Goal =
Every record must be written out once more, with nothing added or omitted.

** Begin Rows **

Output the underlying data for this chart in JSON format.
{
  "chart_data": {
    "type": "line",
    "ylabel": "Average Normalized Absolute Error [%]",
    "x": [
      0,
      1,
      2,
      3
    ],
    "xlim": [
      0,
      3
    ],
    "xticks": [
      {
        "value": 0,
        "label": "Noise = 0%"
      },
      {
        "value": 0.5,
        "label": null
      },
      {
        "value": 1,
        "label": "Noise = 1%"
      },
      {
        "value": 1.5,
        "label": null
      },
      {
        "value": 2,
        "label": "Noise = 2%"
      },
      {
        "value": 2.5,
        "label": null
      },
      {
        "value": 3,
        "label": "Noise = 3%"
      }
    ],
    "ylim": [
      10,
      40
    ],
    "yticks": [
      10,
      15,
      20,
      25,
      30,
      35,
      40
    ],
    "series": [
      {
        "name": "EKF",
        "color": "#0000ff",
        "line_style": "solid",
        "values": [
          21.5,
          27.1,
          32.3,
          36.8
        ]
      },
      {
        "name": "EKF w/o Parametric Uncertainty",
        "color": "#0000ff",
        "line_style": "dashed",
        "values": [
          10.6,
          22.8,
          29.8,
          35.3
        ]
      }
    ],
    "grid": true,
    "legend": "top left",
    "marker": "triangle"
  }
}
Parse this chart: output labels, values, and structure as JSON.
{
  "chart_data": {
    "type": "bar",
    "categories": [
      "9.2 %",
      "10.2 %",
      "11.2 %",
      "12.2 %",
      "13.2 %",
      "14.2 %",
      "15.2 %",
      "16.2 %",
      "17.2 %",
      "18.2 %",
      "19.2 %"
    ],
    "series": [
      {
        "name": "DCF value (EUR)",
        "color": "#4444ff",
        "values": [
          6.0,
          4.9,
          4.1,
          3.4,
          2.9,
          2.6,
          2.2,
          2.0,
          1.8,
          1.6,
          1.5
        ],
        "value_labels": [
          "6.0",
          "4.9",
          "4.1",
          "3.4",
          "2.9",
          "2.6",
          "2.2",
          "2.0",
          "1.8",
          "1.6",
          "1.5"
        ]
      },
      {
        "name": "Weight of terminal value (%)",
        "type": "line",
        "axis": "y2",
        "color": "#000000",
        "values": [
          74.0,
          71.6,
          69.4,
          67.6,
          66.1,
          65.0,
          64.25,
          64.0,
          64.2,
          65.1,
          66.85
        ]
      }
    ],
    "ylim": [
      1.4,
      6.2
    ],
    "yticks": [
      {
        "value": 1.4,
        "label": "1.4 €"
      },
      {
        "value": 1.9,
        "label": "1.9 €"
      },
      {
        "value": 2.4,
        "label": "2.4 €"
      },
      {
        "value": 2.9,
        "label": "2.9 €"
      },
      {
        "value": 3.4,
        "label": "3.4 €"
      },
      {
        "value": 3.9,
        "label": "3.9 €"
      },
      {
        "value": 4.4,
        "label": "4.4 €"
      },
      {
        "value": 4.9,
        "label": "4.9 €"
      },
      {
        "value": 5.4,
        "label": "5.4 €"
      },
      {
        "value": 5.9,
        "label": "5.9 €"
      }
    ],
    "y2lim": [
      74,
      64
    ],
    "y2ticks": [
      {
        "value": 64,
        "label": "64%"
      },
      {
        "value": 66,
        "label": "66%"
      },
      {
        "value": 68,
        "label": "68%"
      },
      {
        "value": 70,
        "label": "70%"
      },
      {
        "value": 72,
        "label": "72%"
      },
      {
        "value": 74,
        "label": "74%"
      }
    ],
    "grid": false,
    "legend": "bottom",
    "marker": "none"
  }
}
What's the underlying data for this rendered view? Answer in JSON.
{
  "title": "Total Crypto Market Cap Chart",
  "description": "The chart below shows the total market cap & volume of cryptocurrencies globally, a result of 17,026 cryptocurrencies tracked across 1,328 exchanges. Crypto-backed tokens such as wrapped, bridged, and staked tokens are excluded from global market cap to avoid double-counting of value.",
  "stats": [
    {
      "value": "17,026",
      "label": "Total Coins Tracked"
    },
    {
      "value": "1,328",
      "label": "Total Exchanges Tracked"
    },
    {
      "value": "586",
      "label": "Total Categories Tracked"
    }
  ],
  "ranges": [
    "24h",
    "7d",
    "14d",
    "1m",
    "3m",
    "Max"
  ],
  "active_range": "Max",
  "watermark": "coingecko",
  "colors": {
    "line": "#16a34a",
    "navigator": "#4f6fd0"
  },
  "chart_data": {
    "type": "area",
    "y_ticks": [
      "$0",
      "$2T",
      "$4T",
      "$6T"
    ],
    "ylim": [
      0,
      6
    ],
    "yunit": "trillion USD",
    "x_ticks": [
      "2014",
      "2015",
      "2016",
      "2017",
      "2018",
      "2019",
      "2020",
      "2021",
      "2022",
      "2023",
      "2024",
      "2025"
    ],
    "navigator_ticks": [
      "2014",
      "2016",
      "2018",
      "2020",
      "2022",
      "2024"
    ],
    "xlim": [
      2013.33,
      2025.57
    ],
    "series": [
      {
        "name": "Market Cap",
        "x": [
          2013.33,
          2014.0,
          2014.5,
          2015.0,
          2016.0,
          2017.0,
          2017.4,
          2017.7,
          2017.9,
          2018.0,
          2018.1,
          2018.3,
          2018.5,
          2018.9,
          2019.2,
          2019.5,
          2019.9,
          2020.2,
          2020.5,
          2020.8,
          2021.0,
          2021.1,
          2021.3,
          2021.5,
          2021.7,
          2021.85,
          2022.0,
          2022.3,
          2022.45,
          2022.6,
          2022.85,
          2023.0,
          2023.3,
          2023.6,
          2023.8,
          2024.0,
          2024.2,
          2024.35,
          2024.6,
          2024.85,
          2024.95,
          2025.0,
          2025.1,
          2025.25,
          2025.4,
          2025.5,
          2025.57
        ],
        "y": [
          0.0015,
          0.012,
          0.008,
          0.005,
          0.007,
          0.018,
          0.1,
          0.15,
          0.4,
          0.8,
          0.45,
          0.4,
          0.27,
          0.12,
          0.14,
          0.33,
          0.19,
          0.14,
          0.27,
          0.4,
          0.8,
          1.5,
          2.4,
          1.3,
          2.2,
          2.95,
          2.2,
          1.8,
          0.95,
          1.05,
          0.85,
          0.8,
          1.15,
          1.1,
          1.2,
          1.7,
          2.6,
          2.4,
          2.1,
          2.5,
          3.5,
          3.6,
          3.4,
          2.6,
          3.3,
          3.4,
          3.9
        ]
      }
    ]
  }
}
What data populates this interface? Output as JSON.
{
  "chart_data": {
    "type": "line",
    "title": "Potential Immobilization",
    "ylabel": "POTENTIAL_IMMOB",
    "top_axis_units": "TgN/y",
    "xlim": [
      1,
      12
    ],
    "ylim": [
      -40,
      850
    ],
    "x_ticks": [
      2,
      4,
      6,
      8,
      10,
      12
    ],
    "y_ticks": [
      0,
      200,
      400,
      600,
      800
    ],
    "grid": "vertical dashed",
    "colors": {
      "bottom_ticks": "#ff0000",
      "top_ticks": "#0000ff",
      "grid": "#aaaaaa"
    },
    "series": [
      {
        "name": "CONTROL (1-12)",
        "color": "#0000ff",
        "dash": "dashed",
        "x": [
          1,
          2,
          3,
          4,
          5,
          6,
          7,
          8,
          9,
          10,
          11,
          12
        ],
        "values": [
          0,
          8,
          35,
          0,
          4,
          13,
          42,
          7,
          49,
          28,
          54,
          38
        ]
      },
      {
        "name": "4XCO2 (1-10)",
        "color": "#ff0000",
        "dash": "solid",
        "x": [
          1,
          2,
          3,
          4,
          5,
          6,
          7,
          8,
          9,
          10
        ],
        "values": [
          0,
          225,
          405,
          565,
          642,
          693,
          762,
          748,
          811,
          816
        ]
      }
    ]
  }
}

** End Rows **

Correct response =
Output the underlying data for this chart in JSON format.
{
  "chart_data": {
    "type": "line",
    "ylabel": "Average Normalized Absolute Error [%]",
    "x": [
      0,
      1,
      2,
      3
    ],
    "xlim": [
      0,
      3
    ],
    "xticks": [
      {
        "value": 0,
        "label": "Noise = 0%"
      },
      {
        "value": 0.5,
        "label": null
      },
      {
        "value": 1,
        "label": "Noise = 1%"
      },
      {
        "value": 1.5,
        "label": null
      },
      {
        "value": 2,
        "label": "Noise = 2%"
      },
      {
        "value": 2.5,
        "label": null
      },
      {
        "value": 3,
        "label": "Noise = 3%"
      }
    ],
    "ylim": [
      10,
      40
    ],
    "yticks": [
      10,
      15,
      20,
      25,
      30,
      35,
      40
    ],
    "series": [
      {
        "name": "EKF",
        "color": "#0000ff",
        "line_style": "solid",
        "values": [
          21.5,
          27.1,
          32.3,
          36.8
        ]
      },
      {
        "name": "EKF w/o Parametric Uncertainty",
        "color": "#0000ff",
        "line_style": "dashed",
        "values": [
          10.6,
          22.8,
          29.8,
          35.3
        ]
      }
    ],
    "grid": true,
    "legend": "top left",
    "marker": "triangle"
  }
}
Parse this chart: output labels, values, and structure as JSON.
{
  "chart_data": {
    "type": "bar",
    "categories": [
      "9.2 %",
      "10.2 %",
      "11.2 %",
      "12.2 %",
      "13.2 %",
      "14.2 %",
      "15.2 %",
      "16.2 %",
      "17.2 %",
      "18.2 %",
      "19.2 %"
    ],
    "series": [
      {
        "name": "DCF value (EUR)",
        "color": "#4444ff",
        "values": [
          6.0,
          4.9,
          4.1,
          3.4,
          2.9,
          2.6,
          2.2,
          2.0,
          1.8,
          1.6,
          1.5
        ],
        "value_labels": [
          "6.0",
          "4.9",
          "4.1",
          "3.4",
          "2.9",
          "2.6",
          "2.2",
          "2.0",
          "1.8",
          "1.6",
          "1.5"
        ]
      },
      {
        "name": "Weight of terminal value (%)",
        "type": "line",
        "axis": "y2",
        "color": "#000000",
        "values": [
          74.0,
          71.6,
          69.4,
          67.6,
          66.1,
          65.0,
          64.25,
          64.0,
          64.2,
          65.1,
          66.85
        ]
      }
    ],
    "ylim": [
      1.4,
      6.2
    ],
    "yticks": [
      {
        "value": 1.4,
        "label": "1.4 €"
      },
      {
        "value": 1.9,
        "label": "1.9 €"
      },
      {
        "value": 2.4,
        "label": "2.4 €"
      },
      {
        "value": 2.9,
        "label": "2.9 €"
      },
      {
        "value": 3.4,
        "label": "3.4 €"
      },
      {
        "value": 3.9,
        "label": "3.9 €"
      },
      {
        "value": 4.4,
        "label": "4.4 €"
      },
      {
        "value": 4.9,
        "label": "4.9 €"
      },
      {
        "value": 5.4,
        "label": "5.4 €"
      },
      {
        "value": 5.9,
        "label": "5.9 €"
      }
    ],
    "y2lim": [
      74,
      64
    ],
    "y2ticks": [
      {
        "value": 64,
        "label": "64%"
      },
      {
        "value": 66,
        "label": "66%"
      },
      {
        "value": 68,
        "label": "68%"
      },
      {
        "value": 70,
        "label": "70%"
      },
      {
        "value": 72,
        "label": "72%"
      },
      {
        "value": 74,
        "label": "74%"
      }
    ],
    "grid": false,
    "legend": "bottom",
    "marker": "none"
  }
}
What's the underlying data for this rendered view? Answer in JSON.
{
  "title": "Total Crypto Market Cap Chart",
  "description": "The chart below shows the total market cap & volume of cryptocurrencies globally, a result of 17,026 cryptocurrencies tracked across 1,328 exchanges. Crypto-backed tokens such as wrapped, bridged, and staked tokens are excluded from global market cap to avoid double-counting of value.",
  "stats": [
    {
      "value": "17,026",
      "label": "Total Coins Tracked"
    },
    {
      "value": "1,328",
      "label": "Total Exchanges Tracked"
    },
    {
      "value": "586",
      "label": "Total Categories Tracked"
    }
  ],
  "ranges": [
    "24h",
    "7d",
    "14d",
    "1m",
    "3m",
    "Max"
  ],
  "active_range": "Max",
  "watermark": "coingecko",
  "colors": {
    "line": "#16a34a",
    "navigator": "#4f6fd0"
  },
  "chart_data": {
    "type": "area",
    "y_ticks": [
      "$0",
      "$2T",
      "$4T",
      "$6T"
    ],
    "ylim": [
      0,
      6
    ],
    "yunit": "trillion USD",
    "x_ticks": [
      "2014",
      "2015",
      "2016",
      "2017",
      "2018",
      "2019",
      "2020",
      "2021",
      "2022",
      "2023",
      "2024",
      "2025"
    ],
    "navigator_ticks": [
      "2014",
      "2016",
      "2018",
      "2020",
      "2022",
      "2024"
    ],
    "xlim": [
      2013.33,
      2025.57
    ],
    "series": [
      {
        "name": "Market Cap",
        "x": [
          2013.33,
          2014.0,
          2014.5,
          2015.0,
          2016.0,
          2017.0,
          2017.4,
          2017.7,
          2017.9,
          2018.0,
          2018.1,
          2018.3,
          2018.5,
          2018.9,
          2019.2,
          2019.5,
          2019.9,
          2020.2,
          2020.5,
          2020.8,
          2021.0,
          2021.1,
          2021.3,
          2021.5,
          2021.7,
          2021.85,
          2022.0,
          2022.3,
          2022.45,
          2022.6,
          2022.85,
          2023.0,
          2023.3,
          2023.6,
          2023.8,
          2024.0,
          2024.2,
          2024.35,
          2024.6,
          2024.85,
          2024.95,
          2025.0,
          2025.1,
          2025.25,
          2025.4,
          2025.5,
          2025.57
        ],
        "y": [
          0.0015,
          0.012,
          0.008,
          0.005,
          0.007,
          0.018,
          0.1,
          0.15,
          0.4,
          0.8,
          0.45,
          0.4,
          0.27,
          0.12,
          0.14,
          0.33,
          0.19,
          0.14,
          0.27,
          0.4,
          0.8,
          1.5,
          2.4,
          1.3,
          2.2,
          2.95,
          2.2,
          1.8,
          0.95,
          1.05,
          0.85,
          0.8,
          1.15,
          1.1,
          1.2,
          1.7,
          2.6,
          2.4,
          2.1,
          2.5,
          3.5,
          3.6,
          3.4,
          2.6,
          3.3,
          3.4,
          3.9
        ]
      }
    ]
  }
}
What data populates this interface? Output as JSON.
{
  "chart_data": {
    "type": "line",
    "title": "Potential Immobilization",
    "ylabel": "POTENTIAL_IMMOB",
    "top_axis_units": "TgN/y",
    "xlim": [
      1,
      12
    ],
    "ylim": [
      -40,
      850
    ],
    "x_ticks": [
      2,
      4,
      6,
      8,
      10,
      12
    ],
    "y_ticks": [
      0,
      200,
      400,
      600,
      800
    ],
    "grid": "vertical dashed",
    "colors": {
      "bottom_ticks": "#ff0000",
      "top_ticks": "#0000ff",
      "grid": "#aaaaaa"
    },
    "series": [
      {
        "name": "CONTROL (1-12)",
        "color": "#0000ff",
        "dash": "dashed",
        "x": [
          1,
          2,
          3,
          4,
          5,
          6,
          7,
          8,
          9,
          10,
          11,
          12
        ],
        "values": [
          0,
          8,
          35,
          0,
          4,
          13,
          42,
          7,
          49,
          28,
          54,
          38
        ]
      },
      {
        "name": "4XCO2 (1-10)",
        "color": "#ff0000",
        "dash": "solid",
        "x": [
          1,
          2,
          3,
          4,
          5,
          6,
          7,
          8,
          9,
          10
        ],
        "values": [
          0,
          225,
          405,
          565,
          642,
          693,
          762,
          748,
          811,
          816
        ]
      }
    ]
  }
}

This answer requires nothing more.